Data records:
<<<<
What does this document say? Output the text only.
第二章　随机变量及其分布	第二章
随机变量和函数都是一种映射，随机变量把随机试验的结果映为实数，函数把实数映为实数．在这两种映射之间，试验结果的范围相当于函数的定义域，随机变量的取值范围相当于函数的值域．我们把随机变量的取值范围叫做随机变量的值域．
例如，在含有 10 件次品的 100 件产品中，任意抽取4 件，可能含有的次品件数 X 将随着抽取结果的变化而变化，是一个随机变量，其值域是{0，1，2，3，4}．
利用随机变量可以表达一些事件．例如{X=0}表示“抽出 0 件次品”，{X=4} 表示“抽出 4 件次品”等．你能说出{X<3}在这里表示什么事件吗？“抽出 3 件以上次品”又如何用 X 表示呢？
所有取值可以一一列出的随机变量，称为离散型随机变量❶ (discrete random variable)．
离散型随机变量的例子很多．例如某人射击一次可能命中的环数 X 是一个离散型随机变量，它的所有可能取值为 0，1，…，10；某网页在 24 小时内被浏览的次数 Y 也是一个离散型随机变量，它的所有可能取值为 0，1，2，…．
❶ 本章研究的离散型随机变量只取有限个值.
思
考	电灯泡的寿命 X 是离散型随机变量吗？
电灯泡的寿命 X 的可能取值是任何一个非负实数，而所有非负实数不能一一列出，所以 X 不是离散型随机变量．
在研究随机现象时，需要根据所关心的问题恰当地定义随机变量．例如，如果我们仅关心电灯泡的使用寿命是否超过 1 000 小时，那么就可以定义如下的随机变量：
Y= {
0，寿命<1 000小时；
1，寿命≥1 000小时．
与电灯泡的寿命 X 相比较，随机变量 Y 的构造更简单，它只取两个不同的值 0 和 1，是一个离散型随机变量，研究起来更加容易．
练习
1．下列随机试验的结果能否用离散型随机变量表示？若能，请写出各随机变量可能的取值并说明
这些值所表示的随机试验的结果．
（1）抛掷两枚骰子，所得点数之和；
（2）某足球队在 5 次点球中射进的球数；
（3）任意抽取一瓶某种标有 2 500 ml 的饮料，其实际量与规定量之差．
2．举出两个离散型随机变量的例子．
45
>>>>
Directions: Copy all of the data. Keep every word exactly as it is.

Written solution:
What does this document say? Output the text only.
第二章　随机变量及其分布	第二章
随机变量和函数都是一种映射，随机变量把随机试验的结果映为实数，函数把实数映为实数．在这两种映射之间，试验结果的范围相当于函数的定义域，随机变量的取值范围相当于函数的值域．我们把随机变量的取值范围叫做随机变量的值域．
例如，在含有 10 件次品的 100 件产品中，任意抽取4 件，可能含有的次品件数 X 将随着抽取结果的变化而变化，是一个随机变量，其值域是{0，1，2，3，4}．
利用随机变量可以表达一些事件．例如{X=0}表示“抽出 0 件次品”，{X=4} 表示“抽出 4 件次品”等．你能说出{X<3}在这里表示什么事件吗？“抽出 3 件以上次品”又如何用 X 表示呢？
所有取值可以一一列出的随机变量，称为离散型随机变量❶ (discrete random variable)．
离散型随机变量的例子很多．例如某人射击一次可能命中的环数 X 是一个离散型随机变量，它的所有可能取值为 0，1，…，10；某网页在 24 小时内被浏览的次数 Y 也是一个离散型随机变量，它的所有可能取值为 0，1，2，…．
❶ 本章研究的离散型随机变量只取有限个值.
思
考	电灯泡的寿命 X 是离散型随机变量吗？
电灯泡的寿命 X 的可能取值是任何一个非负实数，而所有非负实数不能一一列出，所以 X 不是离散型随机变量．
在研究随机现象时，需要根据所关心的问题恰当地定义随机变量．例如，如果我们仅关心电灯泡的使用寿命是否超过 1 000 小时，那么就可以定义如下的随机变量：
Y= {
0，寿命<1 000小时；
1，寿命≥1 000小时．
与电灯泡的寿命 X 相比较，随机变量 Y 的构造更简单，它只取两个不同的值 0 和 1，是一个离散型随机变量，研究起来更加容易．
练习
1．下列随机试验的结果能否用离散型随机变量表示？若能，请写出各随机变量可能的取值并说明
这些值所表示的随机试验的结果．
（1）抛掷两枚骰子，所得点数之和；
（2）某足球队在 5 次点球中射进的球数；
（3）任意抽取一瓶某种标有 2 500 ml 的饮料，其实际量与规定量之差．
2．举出两个离散型随机变量的例子．
45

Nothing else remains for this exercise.